** What is being asked **
Starting at the first line and ending at the line that contains "search-button[interactable]: [628, 205, 646, 223]", write out those lines as a numbered list, leaving out any blank lines.
◆ ◆ ◆ ◆ ◆ ◆ ◆
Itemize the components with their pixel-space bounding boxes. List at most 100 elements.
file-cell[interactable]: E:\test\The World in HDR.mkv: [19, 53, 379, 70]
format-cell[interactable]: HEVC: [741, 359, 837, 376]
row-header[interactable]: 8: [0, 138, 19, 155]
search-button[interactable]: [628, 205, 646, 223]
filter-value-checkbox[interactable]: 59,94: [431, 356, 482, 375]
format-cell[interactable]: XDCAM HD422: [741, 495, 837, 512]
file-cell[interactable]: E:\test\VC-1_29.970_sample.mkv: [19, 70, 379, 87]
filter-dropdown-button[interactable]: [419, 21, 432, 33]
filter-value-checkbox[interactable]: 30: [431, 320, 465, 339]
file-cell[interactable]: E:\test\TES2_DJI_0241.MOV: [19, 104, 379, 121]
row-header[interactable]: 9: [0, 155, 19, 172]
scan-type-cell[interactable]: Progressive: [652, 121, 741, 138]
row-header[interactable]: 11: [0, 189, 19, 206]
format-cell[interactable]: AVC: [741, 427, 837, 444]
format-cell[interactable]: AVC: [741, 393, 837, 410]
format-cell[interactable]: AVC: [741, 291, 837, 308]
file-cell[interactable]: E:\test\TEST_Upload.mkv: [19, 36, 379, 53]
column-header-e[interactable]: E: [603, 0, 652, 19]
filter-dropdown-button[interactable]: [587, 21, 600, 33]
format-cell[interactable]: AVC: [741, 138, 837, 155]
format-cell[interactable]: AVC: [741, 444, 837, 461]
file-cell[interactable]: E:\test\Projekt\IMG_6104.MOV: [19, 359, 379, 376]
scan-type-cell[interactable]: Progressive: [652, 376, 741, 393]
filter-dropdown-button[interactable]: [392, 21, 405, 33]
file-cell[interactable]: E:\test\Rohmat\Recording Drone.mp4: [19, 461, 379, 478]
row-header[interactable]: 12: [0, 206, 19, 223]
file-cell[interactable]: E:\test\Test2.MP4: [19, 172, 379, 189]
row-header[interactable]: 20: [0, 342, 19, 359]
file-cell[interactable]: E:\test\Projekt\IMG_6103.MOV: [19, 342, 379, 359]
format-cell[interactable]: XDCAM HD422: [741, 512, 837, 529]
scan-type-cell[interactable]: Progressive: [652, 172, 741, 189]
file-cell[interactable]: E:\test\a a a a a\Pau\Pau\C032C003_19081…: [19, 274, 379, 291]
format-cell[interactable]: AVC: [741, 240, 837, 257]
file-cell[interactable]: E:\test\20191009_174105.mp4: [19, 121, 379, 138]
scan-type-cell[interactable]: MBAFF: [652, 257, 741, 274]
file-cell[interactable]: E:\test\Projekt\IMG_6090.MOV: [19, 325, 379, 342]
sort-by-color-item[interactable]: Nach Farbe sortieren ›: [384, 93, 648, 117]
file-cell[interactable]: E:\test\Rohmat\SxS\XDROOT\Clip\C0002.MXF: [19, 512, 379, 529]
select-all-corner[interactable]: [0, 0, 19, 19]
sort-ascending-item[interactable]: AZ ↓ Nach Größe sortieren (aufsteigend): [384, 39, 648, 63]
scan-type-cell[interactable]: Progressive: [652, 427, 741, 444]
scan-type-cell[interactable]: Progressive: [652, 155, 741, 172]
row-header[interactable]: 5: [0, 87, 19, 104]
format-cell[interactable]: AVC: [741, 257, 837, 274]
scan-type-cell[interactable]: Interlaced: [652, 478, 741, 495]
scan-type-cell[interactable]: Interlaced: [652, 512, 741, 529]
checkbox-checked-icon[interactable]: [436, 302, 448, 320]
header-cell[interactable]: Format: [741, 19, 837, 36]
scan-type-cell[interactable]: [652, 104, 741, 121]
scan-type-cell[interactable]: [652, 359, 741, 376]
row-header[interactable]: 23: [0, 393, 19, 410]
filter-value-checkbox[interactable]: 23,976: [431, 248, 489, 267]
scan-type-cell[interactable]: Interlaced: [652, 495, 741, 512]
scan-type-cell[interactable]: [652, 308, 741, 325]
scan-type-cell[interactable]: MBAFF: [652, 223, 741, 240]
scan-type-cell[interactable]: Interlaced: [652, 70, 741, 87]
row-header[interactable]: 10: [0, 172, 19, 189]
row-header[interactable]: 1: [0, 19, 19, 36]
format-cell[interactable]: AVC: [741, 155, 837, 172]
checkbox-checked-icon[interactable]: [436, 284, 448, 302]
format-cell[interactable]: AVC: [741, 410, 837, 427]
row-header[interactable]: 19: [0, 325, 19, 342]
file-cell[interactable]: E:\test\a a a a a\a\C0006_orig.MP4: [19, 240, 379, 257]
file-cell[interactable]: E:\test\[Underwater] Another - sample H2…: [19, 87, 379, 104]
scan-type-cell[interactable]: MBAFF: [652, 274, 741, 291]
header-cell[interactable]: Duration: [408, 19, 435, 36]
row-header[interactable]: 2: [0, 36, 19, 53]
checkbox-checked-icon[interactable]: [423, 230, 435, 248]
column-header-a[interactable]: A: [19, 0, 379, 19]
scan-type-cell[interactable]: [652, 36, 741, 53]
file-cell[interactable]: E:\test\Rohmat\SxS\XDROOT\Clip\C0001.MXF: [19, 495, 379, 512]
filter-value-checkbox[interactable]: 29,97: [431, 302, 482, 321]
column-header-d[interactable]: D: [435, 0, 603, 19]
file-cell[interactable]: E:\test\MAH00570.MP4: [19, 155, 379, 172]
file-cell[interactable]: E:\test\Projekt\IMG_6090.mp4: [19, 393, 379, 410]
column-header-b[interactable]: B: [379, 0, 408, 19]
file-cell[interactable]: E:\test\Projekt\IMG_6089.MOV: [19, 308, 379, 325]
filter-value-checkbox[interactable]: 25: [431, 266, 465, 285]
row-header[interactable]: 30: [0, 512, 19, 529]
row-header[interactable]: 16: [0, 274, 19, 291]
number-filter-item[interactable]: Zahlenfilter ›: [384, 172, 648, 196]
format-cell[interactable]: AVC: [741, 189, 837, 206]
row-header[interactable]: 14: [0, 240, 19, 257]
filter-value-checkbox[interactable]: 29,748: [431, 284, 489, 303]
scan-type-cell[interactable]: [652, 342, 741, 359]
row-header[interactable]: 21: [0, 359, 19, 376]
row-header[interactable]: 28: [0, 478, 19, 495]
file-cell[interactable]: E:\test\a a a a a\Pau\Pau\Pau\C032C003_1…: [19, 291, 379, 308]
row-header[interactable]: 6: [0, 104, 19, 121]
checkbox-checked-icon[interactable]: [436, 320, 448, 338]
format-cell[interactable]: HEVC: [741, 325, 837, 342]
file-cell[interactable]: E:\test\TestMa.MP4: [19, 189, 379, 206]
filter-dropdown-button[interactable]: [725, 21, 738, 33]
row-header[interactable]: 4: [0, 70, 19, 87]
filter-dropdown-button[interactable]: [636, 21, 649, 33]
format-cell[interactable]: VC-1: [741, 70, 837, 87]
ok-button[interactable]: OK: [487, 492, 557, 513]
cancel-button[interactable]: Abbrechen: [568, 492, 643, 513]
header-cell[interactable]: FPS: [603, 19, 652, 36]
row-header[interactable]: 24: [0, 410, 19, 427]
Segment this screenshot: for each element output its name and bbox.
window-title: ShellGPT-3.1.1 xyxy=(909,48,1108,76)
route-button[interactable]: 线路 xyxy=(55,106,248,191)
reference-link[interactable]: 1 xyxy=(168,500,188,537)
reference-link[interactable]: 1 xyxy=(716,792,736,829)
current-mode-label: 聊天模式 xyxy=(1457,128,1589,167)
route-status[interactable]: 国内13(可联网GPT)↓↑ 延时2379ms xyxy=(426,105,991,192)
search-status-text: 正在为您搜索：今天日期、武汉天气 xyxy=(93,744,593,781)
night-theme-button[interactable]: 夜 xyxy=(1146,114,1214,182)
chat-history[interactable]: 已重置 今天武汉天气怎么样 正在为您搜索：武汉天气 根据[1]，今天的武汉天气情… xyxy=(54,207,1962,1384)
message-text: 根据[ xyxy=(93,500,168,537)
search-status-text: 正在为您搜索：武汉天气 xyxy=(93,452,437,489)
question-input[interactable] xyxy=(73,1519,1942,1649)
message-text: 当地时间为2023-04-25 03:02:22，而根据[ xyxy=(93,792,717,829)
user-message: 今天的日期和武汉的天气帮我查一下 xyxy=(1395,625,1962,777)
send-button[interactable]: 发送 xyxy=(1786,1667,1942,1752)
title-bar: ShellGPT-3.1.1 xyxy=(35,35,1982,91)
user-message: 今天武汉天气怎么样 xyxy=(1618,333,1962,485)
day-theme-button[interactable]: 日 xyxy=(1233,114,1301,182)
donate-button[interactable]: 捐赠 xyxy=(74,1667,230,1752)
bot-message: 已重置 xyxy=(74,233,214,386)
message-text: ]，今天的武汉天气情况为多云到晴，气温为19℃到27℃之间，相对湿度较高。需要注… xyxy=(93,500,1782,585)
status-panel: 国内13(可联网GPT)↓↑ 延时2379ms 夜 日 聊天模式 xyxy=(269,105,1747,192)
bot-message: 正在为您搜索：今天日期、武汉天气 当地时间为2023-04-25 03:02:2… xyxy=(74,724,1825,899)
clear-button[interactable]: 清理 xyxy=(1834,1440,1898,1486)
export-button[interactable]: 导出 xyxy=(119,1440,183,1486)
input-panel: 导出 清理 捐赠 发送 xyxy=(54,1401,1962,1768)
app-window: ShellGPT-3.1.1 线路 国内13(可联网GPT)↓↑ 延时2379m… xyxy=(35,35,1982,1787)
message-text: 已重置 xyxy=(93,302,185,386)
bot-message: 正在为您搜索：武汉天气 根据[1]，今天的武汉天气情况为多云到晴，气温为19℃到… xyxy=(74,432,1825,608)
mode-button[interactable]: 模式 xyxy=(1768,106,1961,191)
◆ ◆ ◆ ◆ ◆ ◆ ◆
** Task response **
1. Itemize the components with their pixel-space bounding boxes. List at most 100 elements.
2. file-cell[interactable]: E:\test\The World in HDR.mkv: [19, 53, 379, 70]
3. format-cell[interactable]: HEVC: [741, 359, 837, 376]
4. row-header[interactable]: 8: [0, 138, 19, 155]
5. search-button[interactable]: [628, 205, 646, 223]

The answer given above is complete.